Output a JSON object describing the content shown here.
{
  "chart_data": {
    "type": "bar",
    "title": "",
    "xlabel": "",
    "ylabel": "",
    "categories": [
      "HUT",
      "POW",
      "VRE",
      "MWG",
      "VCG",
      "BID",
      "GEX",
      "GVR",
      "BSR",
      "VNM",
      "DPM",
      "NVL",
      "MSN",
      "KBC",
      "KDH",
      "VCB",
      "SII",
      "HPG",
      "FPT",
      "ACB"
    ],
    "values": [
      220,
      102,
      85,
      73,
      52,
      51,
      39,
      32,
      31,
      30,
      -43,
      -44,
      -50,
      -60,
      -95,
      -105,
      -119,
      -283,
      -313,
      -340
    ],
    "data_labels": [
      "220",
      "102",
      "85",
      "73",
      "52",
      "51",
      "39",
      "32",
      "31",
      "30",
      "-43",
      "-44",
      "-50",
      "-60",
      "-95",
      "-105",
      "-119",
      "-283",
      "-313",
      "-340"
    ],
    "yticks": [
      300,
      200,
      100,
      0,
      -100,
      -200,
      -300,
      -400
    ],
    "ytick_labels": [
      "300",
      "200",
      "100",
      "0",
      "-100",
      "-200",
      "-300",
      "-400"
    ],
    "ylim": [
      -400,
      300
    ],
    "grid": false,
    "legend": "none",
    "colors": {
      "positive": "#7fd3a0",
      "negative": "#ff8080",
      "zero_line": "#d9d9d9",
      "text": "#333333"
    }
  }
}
==============================
[THE EXERCISE] Extract the complete listing above, reproducing each line exactly.

[SOLUTION TO THE PROBLEM]
Output a JSON object describing the content shown here.
{
  "chart_data": {
    "type": "bar",
    "title": "",
    "xlabel": "",
    "ylabel": "",
    "categories": [
      "HUT",
      "POW",
      "VRE",
      "MWG",
      "VCG",
      "BID",
      "GEX",
      "GVR",
      "BSR",
      "VNM",
      "DPM",
      "NVL",
      "MSN",
      "KBC",
      "KDH",
      "VCB",
      "SII",
      "HPG",
      "FPT",
      "ACB"
    ],
    "values": [
      220,
      102,
      85,
      73,
      52,
      51,
      39,
      32,
      31,
      30,
      -43,
      -44,
      -50,
      -60,
      -95,
      -105,
      -119,
      -283,
      -313,
      -340
    ],
    "data_labels": [
      "220",
      "102",
      "85",
      "73",
      "52",
      "51",
      "39",
      "32",
      "31",
      "30",
      "-43",
      "-44",
      "-50",
      "-60",
      "-95",
      "-105",
      "-119",
      "-283",
      "-313",
      "-340"
    ],
    "yticks": [
      300,
      200,
      100,
      0,
      -100,
      -200,
      -300,
      -400
    ],
    "ytick_labels": [
      "300",
      "200",
      "100",
      "0",
      "-100",
      "-200",
      "-300",
      "-400"
    ],
    "ylim": [
      -400,
      300
    ],
    "grid": false,
    "legend": "none",
    "colors": {
      "positive": "#7fd3a0",
      "negative": "#ff8080",
      "zero_line": "#d9d9d9",
      "text": "#333333"
    }
  }
}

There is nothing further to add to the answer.